◆ Requirements
Search the records for "سليمان". Copy every line where it appears.

◆ Excerpted data
— start —
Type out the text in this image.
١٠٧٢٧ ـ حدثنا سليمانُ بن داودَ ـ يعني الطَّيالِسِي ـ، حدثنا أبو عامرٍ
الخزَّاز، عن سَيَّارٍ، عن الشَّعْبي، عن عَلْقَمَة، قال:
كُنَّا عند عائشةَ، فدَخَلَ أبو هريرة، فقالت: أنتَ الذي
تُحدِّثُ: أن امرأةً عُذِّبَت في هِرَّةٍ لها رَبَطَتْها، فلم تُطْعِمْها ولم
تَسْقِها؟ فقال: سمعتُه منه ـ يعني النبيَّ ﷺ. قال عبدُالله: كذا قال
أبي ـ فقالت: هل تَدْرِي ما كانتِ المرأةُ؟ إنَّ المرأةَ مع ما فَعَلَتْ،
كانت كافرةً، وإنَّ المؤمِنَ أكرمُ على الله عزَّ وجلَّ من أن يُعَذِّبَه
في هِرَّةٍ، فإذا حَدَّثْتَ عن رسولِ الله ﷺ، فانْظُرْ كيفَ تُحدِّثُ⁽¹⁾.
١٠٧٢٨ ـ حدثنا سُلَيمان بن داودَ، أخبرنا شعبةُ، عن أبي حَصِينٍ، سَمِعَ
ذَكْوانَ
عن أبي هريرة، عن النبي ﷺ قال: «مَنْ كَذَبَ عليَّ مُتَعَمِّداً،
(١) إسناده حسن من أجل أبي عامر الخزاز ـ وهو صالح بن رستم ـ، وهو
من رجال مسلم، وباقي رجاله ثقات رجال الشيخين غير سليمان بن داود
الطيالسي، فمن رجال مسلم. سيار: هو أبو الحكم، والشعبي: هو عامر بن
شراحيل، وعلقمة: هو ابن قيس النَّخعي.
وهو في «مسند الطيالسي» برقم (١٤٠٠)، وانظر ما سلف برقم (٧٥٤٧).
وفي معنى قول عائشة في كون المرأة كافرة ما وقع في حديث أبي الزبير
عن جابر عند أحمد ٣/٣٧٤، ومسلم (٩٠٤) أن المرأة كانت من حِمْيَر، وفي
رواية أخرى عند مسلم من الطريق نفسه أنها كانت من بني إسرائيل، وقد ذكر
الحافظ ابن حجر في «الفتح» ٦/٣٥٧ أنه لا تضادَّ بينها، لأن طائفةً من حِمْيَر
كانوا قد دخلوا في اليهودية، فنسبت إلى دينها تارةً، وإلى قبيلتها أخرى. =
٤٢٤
— end —
◆ Reply
١٠٧٢٧ ـ حدثنا سليمانُ بن داودَ ـ يعني الطَّيالِسِي ـ، حدثنا أبو عامرٍ
من رجال مسلم، وباقي رجاله ثقات رجال الشيخين غير سليمان بن داود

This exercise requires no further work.